What you have to do: Repeat the data word for word. Do not include the pictures.
# start of Extracted records
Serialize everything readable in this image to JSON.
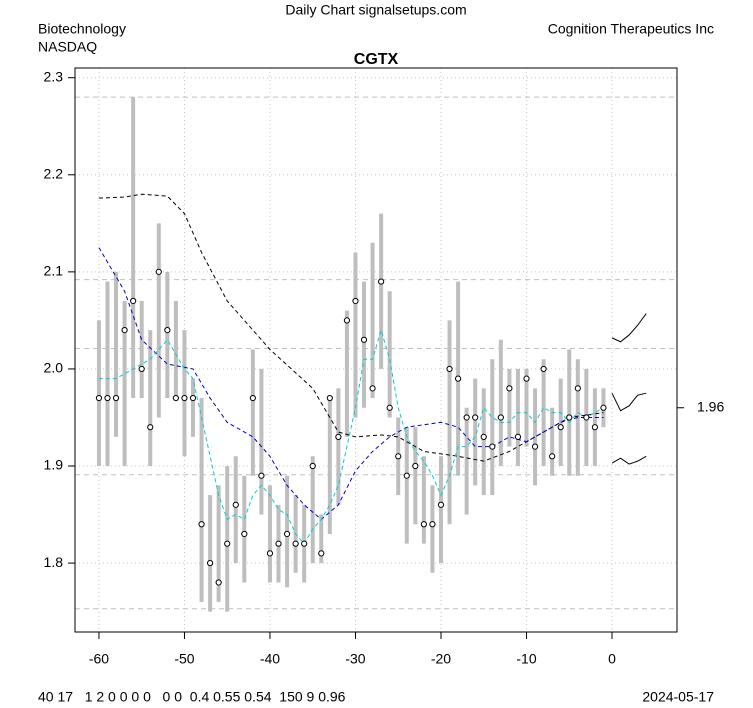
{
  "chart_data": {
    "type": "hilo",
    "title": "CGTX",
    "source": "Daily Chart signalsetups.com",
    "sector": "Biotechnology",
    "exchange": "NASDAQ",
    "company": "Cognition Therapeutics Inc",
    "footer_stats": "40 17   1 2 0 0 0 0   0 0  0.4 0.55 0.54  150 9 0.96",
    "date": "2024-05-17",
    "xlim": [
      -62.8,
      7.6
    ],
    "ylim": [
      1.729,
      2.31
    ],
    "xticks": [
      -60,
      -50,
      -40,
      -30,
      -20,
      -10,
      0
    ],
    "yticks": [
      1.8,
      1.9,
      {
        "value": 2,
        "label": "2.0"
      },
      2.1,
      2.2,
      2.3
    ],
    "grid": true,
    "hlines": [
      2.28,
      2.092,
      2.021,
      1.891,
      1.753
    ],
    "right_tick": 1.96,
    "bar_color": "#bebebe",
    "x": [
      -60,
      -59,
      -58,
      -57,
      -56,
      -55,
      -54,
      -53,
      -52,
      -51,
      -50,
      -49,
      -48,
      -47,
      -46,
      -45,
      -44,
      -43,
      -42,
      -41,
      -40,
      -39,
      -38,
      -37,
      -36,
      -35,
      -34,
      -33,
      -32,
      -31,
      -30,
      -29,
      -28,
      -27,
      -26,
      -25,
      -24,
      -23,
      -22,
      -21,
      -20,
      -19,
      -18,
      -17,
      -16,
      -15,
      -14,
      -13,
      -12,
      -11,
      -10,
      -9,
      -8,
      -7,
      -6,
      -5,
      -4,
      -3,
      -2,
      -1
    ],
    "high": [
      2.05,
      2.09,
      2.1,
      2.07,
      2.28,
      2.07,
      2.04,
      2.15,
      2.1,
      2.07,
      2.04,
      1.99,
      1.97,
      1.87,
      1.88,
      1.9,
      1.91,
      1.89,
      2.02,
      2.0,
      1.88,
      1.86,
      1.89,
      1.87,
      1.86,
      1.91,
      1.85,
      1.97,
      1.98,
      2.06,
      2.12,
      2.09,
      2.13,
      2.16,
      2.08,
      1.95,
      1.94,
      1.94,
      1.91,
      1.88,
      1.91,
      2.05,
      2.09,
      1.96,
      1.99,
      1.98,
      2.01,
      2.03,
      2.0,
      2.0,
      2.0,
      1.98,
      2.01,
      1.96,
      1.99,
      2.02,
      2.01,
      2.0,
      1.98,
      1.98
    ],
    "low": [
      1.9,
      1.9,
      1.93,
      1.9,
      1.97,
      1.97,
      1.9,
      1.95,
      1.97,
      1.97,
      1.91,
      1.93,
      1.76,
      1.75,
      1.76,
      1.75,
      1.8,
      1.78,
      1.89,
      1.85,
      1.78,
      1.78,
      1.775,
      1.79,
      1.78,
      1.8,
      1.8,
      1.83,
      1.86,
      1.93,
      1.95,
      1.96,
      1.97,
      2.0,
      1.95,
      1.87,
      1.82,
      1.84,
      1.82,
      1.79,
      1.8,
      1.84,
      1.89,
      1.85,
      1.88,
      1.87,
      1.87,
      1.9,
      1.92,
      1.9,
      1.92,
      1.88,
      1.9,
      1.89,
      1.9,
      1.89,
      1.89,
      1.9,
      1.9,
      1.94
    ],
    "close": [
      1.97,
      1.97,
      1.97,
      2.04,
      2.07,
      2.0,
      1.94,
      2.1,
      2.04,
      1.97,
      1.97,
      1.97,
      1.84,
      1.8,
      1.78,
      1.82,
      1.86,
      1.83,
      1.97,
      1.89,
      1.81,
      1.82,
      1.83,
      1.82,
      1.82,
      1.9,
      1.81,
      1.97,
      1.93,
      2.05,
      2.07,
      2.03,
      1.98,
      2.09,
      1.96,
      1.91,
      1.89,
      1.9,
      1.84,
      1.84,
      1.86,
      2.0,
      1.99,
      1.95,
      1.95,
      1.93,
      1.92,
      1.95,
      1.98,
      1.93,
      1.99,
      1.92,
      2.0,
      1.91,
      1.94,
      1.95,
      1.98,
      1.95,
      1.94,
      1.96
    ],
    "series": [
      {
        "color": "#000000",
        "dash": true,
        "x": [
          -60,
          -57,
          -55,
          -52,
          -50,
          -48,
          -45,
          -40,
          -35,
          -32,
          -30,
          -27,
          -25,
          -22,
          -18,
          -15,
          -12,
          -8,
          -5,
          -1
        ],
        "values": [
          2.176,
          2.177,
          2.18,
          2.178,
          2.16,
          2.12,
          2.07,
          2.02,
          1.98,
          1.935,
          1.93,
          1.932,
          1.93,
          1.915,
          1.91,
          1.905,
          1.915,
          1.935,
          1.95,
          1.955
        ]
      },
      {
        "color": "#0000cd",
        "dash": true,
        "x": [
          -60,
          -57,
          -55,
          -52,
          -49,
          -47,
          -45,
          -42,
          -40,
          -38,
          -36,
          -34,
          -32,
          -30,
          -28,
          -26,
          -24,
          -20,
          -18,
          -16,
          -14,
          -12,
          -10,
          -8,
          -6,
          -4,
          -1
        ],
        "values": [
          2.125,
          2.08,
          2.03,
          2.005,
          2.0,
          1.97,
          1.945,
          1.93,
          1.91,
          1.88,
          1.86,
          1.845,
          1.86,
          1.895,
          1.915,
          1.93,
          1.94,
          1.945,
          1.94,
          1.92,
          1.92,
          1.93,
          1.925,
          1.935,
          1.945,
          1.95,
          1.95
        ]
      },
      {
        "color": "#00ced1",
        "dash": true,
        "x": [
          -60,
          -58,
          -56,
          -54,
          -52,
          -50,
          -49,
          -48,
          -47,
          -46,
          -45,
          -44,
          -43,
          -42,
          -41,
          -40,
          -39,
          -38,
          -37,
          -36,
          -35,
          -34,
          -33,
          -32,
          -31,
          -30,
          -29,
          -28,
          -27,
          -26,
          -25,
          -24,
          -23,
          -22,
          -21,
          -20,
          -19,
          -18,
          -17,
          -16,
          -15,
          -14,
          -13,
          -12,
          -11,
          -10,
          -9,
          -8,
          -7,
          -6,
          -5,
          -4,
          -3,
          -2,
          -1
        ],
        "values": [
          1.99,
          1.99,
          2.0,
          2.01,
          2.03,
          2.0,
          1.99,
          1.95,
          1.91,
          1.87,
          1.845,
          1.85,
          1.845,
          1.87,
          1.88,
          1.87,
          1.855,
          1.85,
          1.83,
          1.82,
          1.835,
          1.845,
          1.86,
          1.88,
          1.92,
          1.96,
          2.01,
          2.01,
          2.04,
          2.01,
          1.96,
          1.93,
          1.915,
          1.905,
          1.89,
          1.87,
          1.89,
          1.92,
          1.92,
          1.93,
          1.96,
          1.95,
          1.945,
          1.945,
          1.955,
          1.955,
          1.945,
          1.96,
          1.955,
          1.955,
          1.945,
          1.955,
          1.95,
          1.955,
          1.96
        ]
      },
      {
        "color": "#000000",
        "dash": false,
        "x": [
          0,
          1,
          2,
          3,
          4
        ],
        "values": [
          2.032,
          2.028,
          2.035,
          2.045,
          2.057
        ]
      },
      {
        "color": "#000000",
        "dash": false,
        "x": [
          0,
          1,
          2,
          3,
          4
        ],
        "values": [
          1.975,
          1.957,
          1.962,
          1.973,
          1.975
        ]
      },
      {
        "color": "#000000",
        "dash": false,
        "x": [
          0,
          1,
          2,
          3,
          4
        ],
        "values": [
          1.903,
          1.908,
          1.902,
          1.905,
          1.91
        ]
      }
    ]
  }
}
# end of Extracted records
Task answer:
Serialize everything readable in this image to JSON.
{
  "chart_data": {
    "type": "hilo",
    "title": "CGTX",
    "source": "Daily Chart signalsetups.com",
    "sector": "Biotechnology",
    "exchange": "NASDAQ",
    "company": "Cognition Therapeutics Inc",
    "footer_stats": "40 17   1 2 0 0 0 0   0 0  0.4 0.55 0.54  150 9 0.96",
    "date": "2024-05-17",
    "xlim": [
      -62.8,
      7.6
    ],
    "ylim": [
      1.729,
      2.31
    ],
    "xticks": [
      -60,
      -50,
      -40,
      -30,
      -20,
      -10,
      0
    ],
    "yticks": [
      1.8,
      1.9,
      {
        "value": 2,
        "label": "2.0"
      },
      2.1,
      2.2,
      2.3
    ],
    "grid": true,
    "hlines": [
      2.28,
      2.092,
      2.021,
      1.891,
      1.753
    ],
    "right_tick": 1.96,
    "bar_color": "#bebebe",
    "x": [
      -60,
      -59,
      -58,
      -57,
      -56,
      -55,
      -54,
      -53,
      -52,
      -51,
      -50,
      -49,
      -48,
      -47,
      -46,
      -45,
      -44,
      -43,
      -42,
      -41,
      -40,
      -39,
      -38,
      -37,
      -36,
      -35,
      -34,
      -33,
      -32,
      -31,
      -30,
      -29,
      -28,
      -27,
      -26,
      -25,
      -24,
      -23,
      -22,
      -21,
      -20,
      -19,
      -18,
      -17,
      -16,
      -15,
      -14,
      -13,
      -12,
      -11,
      -10,
      -9,
      -8,
      -7,
      -6,
      -5,
      -4,
      -3,
      -2,
      -1
    ],
    "high": [
      2.05,
      2.09,
      2.1,
      2.07,
      2.28,
      2.07,
      2.04,
      2.15,
      2.1,
      2.07,
      2.04,
      1.99,
      1.97,
      1.87,
      1.88,
      1.9,
      1.91,
      1.89,
      2.02,
      2.0,
      1.88,
      1.86,
      1.89,
      1.87,
      1.86,
      1.91,
      1.85,
      1.97,
      1.98,
      2.06,
      2.12,
      2.09,
      2.13,
      2.16,
      2.08,
      1.95,
      1.94,
      1.94,
      1.91,
      1.88,
      1.91,
      2.05,
      2.09,
      1.96,
      1.99,
      1.98,
      2.01,
      2.03,
      2.0,
      2.0,
      2.0,
      1.98,
      2.01,
      1.96,
      1.99,
      2.02,
      2.01,
      2.0,
      1.98,
      1.98
    ],
    "low": [
      1.9,
      1.9,
      1.93,
      1.9,
      1.97,
      1.97,
      1.9,
      1.95,
      1.97,
      1.97,
      1.91,
      1.93,
      1.76,
      1.75,
      1.76,
      1.75,
      1.8,
      1.78,
      1.89,
      1.85,
      1.78,
      1.78,
      1.775,
      1.79,
      1.78,
      1.8,
      1.8,
      1.83,
      1.86,
      1.93,
      1.95,
      1.96,
      1.97,
      2.0,
      1.95,
      1.87,
      1.82,
      1.84,
      1.82,
      1.79,
      1.8,
      1.84,
      1.89,
      1.85,
      1.88,
      1.87,
      1.87,
      1.9,
      1.92,
      1.9,
      1.92,
      1.88,
      1.9,
      1.89,
      1.9,
      1.89,
      1.89,
      1.9,
      1.9,
      1.94
    ],
    "close": [
      1.97,
      1.97,
      1.97,
      2.04,
      2.07,
      2.0,
      1.94,
      2.1,
      2.04,
      1.97,
      1.97,
      1.97,
      1.84,
      1.8,
      1.78,
      1.82,
      1.86,
      1.83,
      1.97,
      1.89,
      1.81,
      1.82,
      1.83,
      1.82,
      1.82,
      1.9,
      1.81,
      1.97,
      1.93,
      2.05,
      2.07,
      2.03,
      1.98,
      2.09,
      1.96,
      1.91,
      1.89,
      1.9,
      1.84,
      1.84,
      1.86,
      2.0,
      1.99,
      1.95,
      1.95,
      1.93,
      1.92,
      1.95,
      1.98,
      1.93,
      1.99,
      1.92,
      2.0,
      1.91,
      1.94,
      1.95,
      1.98,
      1.95,
      1.94,
      1.96
    ],
    "series": [
      {
        "color": "#000000",
        "dash": true,
        "x": [
          -60,
          -57,
          -55,
          -52,
          -50,
          -48,
          -45,
          -40,
          -35,
          -32,
          -30,
          -27,
          -25,
          -22,
          -18,
          -15,
          -12,
          -8,
          -5,
          -1
        ],
        "values": [
          2.176,
          2.177,
          2.18,
          2.178,
          2.16,
          2.12,
          2.07,
          2.02,
          1.98,
          1.935,
          1.93,
          1.932,
          1.93,
          1.915,
          1.91,
          1.905,
          1.915,
          1.935,
          1.95,
          1.955
        ]
      },
      {
        "color": "#0000cd",
        "dash": true,
        "x": [
          -60,
          -57,
          -55,
          -52,
          -49,
          -47,
          -45,
          -42,
          -40,
          -38,
          -36,
          -34,
          -32,
          -30,
          -28,
          -26,
          -24,
          -20,
          -18,
          -16,
          -14,
          -12,
          -10,
          -8,
          -6,
          -4,
          -1
        ],
        "values": [
          2.125,
          2.08,
          2.03,
          2.005,
          2.0,
          1.97,
          1.945,
          1.93,
          1.91,
          1.88,
          1.86,
          1.845,
          1.86,
          1.895,
          1.915,
          1.93,
          1.94,
          1.945,
          1.94,
          1.92,
          1.92,
          1.93,
          1.925,
          1.935,
          1.945,
          1.95,
          1.95
        ]
      },
      {
        "color": "#00ced1",
        "dash": true,
        "x": [
          -60,
          -58,
          -56,
          -54,
          -52,
          -50,
          -49,
          -48,
          -47,
          -46,
          -45,
          -44,
          -43,
          -42,
          -41,
          -40,
          -39,
          -38,
          -37,
          -36,
          -35,
          -34,
          -33,
          -32,
          -31,
          -30,
          -29,
          -28,
          -27,
          -26,
          -25,
          -24,
          -23,
          -22,
          -21,
          -20,
          -19,
          -18,
          -17,
          -16,
          -15,
          -14,
          -13,
          -12,
          -11,
          -10,
          -9,
          -8,
          -7,
          -6,
          -5,
          -4,
          -3,
          -2,
          -1
        ],
        "values": [
          1.99,
          1.99,
          2.0,
          2.01,
          2.03,
          2.0,
          1.99,
          1.95,
          1.91,
          1.87,
          1.845,
          1.85,
          1.845,
          1.87,
          1.88,
          1.87,
          1.855,
          1.85,
          1.83,
          1.82,
          1.835,
          1.845,
          1.86,
          1.88,
          1.92,
          1.96,
          2.01,
          2.01,
          2.04,
          2.01,
          1.96,
          1.93,
          1.915,
          1.905,
          1.89,
          1.87,
          1.89,
          1.92,
          1.92,
          1.93,
          1.96,
          1.95,
          1.945,
          1.945,
          1.955,
          1.955,
          1.945,
          1.96,
          1.955,
          1.955,
          1.945,
          1.955,
          1.95,
          1.955,
          1.96
        ]
      },
      {
        "color": "#000000",
        "dash": false,
        "x": [
          0,
          1,
          2,
          3,
          4
        ],
        "values": [
          2.032,
          2.028,
          2.035,
          2.045,
          2.057
        ]
      },
      {
        "color": "#000000",
        "dash": false,
        "x": [
          0,
          1,
          2,
          3,
          4
        ],
        "values": [
          1.975,
          1.957,
          1.962,
          1.973,
          1.975
        ]
      },
      {
        "color": "#000000",
        "dash": false,
        "x": [
          0,
          1,
          2,
          3,
          4
        ],
        "values": [
          1.903,
          1.908,
          1.902,
          1.905,
          1.91
        ]
      }
    ]
  }
}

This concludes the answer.